Print all of the lines below word for word, with nothing changed.

[BEGIN Material provided]

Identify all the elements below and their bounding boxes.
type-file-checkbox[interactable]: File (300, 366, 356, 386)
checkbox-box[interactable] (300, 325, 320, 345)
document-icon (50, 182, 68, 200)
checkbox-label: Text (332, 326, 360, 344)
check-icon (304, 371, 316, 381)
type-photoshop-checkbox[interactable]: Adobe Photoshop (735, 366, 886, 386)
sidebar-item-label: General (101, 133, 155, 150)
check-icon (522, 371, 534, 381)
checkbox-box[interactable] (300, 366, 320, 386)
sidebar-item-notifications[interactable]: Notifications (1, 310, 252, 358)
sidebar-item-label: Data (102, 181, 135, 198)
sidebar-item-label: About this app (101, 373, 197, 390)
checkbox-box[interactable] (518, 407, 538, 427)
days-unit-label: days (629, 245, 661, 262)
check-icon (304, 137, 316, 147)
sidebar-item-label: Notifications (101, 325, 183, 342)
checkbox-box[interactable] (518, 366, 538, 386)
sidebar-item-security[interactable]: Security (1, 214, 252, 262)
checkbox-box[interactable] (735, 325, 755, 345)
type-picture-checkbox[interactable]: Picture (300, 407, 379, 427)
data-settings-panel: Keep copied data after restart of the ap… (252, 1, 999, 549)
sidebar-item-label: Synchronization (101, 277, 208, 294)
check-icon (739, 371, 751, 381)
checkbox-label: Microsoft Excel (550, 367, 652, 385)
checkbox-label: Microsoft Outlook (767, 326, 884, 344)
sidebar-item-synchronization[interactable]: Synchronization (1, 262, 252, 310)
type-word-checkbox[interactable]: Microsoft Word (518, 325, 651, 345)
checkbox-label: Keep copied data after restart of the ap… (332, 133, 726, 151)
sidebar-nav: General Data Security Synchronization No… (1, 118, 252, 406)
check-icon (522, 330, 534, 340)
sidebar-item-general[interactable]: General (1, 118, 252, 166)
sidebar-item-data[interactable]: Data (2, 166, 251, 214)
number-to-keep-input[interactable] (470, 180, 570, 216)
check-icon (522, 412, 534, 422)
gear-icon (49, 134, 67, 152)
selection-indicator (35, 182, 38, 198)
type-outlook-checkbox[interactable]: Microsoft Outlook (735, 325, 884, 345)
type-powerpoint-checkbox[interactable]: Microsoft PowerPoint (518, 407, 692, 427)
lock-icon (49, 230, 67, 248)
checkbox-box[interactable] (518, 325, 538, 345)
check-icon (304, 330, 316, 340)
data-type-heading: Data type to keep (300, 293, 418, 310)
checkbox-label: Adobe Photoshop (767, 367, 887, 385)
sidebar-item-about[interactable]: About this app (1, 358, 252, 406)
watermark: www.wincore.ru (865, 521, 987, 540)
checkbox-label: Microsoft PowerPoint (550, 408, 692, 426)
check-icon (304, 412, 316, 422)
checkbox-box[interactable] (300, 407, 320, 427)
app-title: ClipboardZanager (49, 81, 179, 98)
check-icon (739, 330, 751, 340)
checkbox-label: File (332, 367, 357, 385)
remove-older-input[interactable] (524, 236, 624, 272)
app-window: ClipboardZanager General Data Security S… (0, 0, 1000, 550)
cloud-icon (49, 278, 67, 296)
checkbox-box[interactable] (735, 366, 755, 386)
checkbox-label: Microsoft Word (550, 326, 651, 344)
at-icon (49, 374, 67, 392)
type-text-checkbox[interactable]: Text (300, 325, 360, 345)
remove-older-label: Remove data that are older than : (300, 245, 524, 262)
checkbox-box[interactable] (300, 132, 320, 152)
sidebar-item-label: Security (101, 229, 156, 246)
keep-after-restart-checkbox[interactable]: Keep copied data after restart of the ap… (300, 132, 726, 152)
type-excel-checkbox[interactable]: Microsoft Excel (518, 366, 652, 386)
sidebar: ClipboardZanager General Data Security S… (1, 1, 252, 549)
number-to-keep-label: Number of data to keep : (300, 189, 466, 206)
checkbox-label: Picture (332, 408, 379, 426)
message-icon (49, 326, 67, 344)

[END Material provided]

Result of this exercise:
Identify all the elements below and their bounding boxes.
type-file-checkbox[interactable]: File (300, 366, 356, 386)
checkbox-box[interactable] (300, 325, 320, 345)
document-icon (50, 182, 68, 200)
checkbox-label: Text (332, 326, 360, 344)
check-icon (304, 371, 316, 381)
type-photoshop-checkbox[interactable]: Adobe Photoshop (735, 366, 886, 386)
sidebar-item-label: General (101, 133, 155, 150)
check-icon (522, 371, 534, 381)
checkbox-box[interactable] (300, 366, 320, 386)
sidebar-item-notifications[interactable]: Notifications (1, 310, 252, 358)
sidebar-item-label: Data (102, 181, 135, 198)
sidebar-item-label: About this app (101, 373, 197, 390)
checkbox-box[interactable] (518, 407, 538, 427)
days-unit-label: days (629, 245, 661, 262)
check-icon (304, 137, 316, 147)
sidebar-item-label: Notifications (101, 325, 183, 342)
checkbox-box[interactable] (518, 366, 538, 386)
sidebar-item-security[interactable]: Security (1, 214, 252, 262)
checkbox-box[interactable] (735, 325, 755, 345)
type-picture-checkbox[interactable]: Picture (300, 407, 379, 427)
data-settings-panel: Keep copied data after restart of the ap… (252, 1, 999, 549)
sidebar-item-label: Synchronization (101, 277, 208, 294)
check-icon (739, 371, 751, 381)
checkbox-label: Microsoft Excel (550, 367, 652, 385)
checkbox-label: Microsoft Outlook (767, 326, 884, 344)
sidebar-item-synchronization[interactable]: Synchronization (1, 262, 252, 310)
type-word-checkbox[interactable]: Microsoft Word (518, 325, 651, 345)
checkbox-label: Keep copied data after restart of the ap… (332, 133, 726, 151)
sidebar-nav: General Data Security Synchronization No… (1, 118, 252, 406)
check-icon (522, 330, 534, 340)
sidebar-item-general[interactable]: General (1, 118, 252, 166)
sidebar-item-data[interactable]: Data (2, 166, 251, 214)
number-to-keep-input[interactable] (470, 180, 570, 216)
check-icon (522, 412, 534, 422)
gear-icon (49, 134, 67, 152)
selection-indicator (35, 182, 38, 198)
type-outlook-checkbox[interactable]: Microsoft Outlook (735, 325, 884, 345)
type-powerpoint-checkbox[interactable]: Microsoft PowerPoint (518, 407, 692, 427)
lock-icon (49, 230, 67, 248)
checkbox-box[interactable] (518, 325, 538, 345)
check-icon (304, 330, 316, 340)
data-type-heading: Data type to keep (300, 293, 418, 310)
checkbox-label: Adobe Photoshop (767, 367, 887, 385)
sidebar-item-about[interactable]: About this app (1, 358, 252, 406)
watermark: www.wincore.ru (865, 521, 987, 540)
checkbox-label: Microsoft PowerPoint (550, 408, 692, 426)
check-icon (304, 412, 316, 422)
checkbox-box[interactable] (300, 407, 320, 427)
app-title: ClipboardZanager (49, 81, 179, 98)
check-icon (739, 330, 751, 340)
checkbox-label: File (332, 367, 357, 385)
remove-older-input[interactable] (524, 236, 624, 272)
app-window: ClipboardZanager General Data Security S… (0, 0, 1000, 550)
cloud-icon (49, 278, 67, 296)
checkbox-box[interactable] (735, 366, 755, 386)
checkbox-label: Microsoft Word (550, 326, 651, 344)
at-icon (49, 374, 67, 392)
type-text-checkbox[interactable]: Text (300, 325, 360, 345)
remove-older-label: Remove data that are older than : (300, 245, 524, 262)
checkbox-box[interactable] (300, 132, 320, 152)
sidebar-item-label: Security (101, 229, 156, 246)
keep-after-restart-checkbox[interactable]: Keep copied data after restart of the ap… (300, 132, 726, 152)
type-excel-checkbox[interactable]: Microsoft Excel (518, 366, 652, 386)
sidebar: ClipboardZanager General Data Security S… (1, 1, 252, 549)
number-to-keep-label: Number of data to keep : (300, 189, 466, 206)
checkbox-label: Picture (332, 408, 379, 426)
message-icon (49, 326, 67, 344)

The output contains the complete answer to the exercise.